◆ Problem ◆
Select all lines with the string "name" in them, and copy those lines.

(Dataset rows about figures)
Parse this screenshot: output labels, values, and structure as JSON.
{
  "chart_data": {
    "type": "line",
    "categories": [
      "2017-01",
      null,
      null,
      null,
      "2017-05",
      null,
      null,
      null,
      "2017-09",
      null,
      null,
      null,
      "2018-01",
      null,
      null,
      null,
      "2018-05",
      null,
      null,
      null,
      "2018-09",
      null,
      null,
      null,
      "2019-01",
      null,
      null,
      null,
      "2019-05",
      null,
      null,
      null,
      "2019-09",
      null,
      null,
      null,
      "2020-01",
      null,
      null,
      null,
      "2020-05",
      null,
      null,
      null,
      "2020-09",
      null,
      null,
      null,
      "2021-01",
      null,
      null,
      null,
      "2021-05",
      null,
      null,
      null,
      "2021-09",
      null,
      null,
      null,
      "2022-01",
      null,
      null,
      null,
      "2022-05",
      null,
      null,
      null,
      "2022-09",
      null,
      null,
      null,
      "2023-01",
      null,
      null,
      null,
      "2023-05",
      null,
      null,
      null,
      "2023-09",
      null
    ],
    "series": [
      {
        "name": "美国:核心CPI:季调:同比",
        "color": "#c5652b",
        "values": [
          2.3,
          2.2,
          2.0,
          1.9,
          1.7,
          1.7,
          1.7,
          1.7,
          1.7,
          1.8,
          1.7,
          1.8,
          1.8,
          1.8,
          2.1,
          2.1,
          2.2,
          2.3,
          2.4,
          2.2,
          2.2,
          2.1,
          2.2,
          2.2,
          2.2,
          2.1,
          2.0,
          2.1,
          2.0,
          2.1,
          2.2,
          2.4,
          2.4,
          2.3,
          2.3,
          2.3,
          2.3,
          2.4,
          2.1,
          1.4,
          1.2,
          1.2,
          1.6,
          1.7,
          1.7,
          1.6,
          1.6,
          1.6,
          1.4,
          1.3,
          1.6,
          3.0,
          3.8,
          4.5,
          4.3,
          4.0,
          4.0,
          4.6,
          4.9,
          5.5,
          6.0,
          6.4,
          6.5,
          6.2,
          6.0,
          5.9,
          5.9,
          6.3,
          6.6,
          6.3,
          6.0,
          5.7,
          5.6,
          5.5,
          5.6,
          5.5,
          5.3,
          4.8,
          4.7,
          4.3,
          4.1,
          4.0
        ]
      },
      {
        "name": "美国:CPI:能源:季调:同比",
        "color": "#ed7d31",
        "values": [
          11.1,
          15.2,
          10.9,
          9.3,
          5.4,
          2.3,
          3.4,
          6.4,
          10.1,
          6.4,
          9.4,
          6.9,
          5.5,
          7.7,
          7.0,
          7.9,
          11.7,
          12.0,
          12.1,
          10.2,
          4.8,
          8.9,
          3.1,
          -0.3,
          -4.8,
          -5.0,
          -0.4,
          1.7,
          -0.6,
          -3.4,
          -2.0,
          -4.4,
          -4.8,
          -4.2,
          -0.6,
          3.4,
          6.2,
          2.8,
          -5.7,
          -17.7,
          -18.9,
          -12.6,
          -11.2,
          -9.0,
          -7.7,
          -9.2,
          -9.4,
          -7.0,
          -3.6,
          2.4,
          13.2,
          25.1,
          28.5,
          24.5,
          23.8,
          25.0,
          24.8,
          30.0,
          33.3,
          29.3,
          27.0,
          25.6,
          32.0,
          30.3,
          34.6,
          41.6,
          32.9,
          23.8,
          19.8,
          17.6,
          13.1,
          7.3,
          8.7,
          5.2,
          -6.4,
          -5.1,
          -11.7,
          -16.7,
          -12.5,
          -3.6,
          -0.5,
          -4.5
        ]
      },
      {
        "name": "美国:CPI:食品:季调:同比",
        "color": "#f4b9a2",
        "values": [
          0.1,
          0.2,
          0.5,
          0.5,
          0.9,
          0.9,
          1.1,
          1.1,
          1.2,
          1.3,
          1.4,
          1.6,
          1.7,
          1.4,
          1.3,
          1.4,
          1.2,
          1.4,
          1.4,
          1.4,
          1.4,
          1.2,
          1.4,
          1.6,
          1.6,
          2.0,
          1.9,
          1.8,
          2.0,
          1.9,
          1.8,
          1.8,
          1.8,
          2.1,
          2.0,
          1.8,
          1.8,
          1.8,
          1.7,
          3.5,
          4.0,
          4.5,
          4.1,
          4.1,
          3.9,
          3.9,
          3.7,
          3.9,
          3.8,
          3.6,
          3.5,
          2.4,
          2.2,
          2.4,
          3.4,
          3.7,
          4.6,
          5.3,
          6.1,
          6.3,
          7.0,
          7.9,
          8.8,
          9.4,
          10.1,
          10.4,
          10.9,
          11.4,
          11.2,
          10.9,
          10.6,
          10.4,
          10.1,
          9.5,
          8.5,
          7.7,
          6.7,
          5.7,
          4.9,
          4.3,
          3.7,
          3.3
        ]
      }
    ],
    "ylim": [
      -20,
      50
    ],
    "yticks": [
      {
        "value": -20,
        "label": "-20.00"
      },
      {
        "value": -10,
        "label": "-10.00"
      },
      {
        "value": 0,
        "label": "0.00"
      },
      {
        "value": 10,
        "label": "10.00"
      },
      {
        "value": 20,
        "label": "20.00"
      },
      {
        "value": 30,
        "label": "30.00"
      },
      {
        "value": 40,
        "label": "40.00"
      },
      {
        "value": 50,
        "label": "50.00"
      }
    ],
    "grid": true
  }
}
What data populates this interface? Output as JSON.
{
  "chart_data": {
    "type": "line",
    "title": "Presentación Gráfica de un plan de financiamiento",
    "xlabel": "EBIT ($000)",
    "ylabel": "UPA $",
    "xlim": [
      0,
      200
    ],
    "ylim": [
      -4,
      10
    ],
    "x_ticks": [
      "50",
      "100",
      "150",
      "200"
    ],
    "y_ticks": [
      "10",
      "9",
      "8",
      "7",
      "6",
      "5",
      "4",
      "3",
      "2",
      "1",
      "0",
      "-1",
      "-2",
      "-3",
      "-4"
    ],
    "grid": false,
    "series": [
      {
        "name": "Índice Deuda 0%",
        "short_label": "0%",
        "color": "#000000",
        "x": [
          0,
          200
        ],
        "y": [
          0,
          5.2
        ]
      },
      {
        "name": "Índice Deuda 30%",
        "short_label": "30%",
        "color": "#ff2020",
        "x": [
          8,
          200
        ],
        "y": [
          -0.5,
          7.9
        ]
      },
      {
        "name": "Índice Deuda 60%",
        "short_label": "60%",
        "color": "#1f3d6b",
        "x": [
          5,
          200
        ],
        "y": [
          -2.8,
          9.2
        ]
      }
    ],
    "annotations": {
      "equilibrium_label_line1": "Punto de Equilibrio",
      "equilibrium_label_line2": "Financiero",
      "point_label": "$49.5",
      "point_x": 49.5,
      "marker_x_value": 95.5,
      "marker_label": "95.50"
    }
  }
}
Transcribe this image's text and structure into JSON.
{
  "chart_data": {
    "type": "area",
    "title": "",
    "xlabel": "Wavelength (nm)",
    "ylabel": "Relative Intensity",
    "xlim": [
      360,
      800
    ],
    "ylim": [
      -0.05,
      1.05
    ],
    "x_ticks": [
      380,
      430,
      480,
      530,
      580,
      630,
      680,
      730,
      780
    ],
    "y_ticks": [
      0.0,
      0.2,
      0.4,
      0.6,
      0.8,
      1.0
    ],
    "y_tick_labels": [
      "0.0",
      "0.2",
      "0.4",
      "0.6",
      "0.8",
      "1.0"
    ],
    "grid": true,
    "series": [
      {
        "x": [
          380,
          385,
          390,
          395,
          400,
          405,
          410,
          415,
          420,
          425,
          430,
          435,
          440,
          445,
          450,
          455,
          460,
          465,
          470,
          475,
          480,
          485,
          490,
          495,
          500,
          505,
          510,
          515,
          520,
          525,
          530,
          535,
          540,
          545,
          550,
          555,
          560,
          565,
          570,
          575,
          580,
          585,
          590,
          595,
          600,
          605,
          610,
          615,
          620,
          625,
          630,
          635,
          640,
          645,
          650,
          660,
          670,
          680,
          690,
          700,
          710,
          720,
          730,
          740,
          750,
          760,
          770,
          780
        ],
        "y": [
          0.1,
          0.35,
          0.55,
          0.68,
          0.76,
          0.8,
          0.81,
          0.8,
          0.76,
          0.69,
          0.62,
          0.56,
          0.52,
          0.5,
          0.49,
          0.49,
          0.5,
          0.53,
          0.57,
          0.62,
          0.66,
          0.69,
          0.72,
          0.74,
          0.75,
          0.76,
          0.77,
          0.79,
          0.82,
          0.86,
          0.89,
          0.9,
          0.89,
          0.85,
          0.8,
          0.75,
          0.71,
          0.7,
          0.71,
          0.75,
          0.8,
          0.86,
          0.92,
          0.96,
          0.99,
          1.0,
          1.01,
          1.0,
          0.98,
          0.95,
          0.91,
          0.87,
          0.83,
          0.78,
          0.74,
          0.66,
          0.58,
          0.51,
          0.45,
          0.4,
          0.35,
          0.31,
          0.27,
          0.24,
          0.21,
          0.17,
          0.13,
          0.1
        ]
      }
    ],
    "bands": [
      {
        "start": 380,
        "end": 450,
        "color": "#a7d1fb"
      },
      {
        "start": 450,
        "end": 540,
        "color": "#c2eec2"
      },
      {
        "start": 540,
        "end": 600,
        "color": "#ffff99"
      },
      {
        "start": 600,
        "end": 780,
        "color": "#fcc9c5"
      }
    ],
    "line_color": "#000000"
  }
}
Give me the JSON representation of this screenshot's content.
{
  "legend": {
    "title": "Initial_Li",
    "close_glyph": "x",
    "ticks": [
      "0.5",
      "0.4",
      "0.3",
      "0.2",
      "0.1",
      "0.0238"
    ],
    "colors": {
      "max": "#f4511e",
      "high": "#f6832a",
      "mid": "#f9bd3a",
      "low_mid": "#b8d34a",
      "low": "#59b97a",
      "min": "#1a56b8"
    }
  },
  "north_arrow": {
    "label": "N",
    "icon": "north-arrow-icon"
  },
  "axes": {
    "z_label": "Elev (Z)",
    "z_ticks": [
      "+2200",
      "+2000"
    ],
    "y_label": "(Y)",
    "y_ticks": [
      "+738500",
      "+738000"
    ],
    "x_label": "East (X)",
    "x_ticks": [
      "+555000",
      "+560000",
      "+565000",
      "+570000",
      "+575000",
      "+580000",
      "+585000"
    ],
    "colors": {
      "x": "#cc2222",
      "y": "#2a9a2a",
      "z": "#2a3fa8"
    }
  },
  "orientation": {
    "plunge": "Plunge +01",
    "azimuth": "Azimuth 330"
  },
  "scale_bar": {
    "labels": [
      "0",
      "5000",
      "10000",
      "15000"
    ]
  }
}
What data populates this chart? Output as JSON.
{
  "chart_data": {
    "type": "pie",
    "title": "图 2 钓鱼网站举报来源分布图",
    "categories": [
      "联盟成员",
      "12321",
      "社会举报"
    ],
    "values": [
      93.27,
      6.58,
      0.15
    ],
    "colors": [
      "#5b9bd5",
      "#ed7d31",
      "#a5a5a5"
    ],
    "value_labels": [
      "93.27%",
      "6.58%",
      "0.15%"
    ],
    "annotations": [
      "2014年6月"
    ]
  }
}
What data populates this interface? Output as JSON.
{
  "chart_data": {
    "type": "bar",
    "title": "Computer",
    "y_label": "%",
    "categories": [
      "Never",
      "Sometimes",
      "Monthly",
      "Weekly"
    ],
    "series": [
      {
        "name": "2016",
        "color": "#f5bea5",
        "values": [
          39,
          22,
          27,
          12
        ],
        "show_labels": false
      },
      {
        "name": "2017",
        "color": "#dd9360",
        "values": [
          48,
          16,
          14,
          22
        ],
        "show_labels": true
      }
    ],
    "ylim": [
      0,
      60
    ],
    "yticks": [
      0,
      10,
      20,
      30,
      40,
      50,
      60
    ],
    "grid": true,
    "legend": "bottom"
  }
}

◆ Task output ◆
        "name": "美国:核心CPI:季调:同比",
        "name": "美国:CPI:能源:季调:同比",
        "name": "美国:CPI:食品:季调:同比",
        "name": "Índice Deuda 0%",
        "name": "Índice Deuda 30%",
        "name": "Índice Deuda 60%",
        "name": "2016",
        "name": "2017",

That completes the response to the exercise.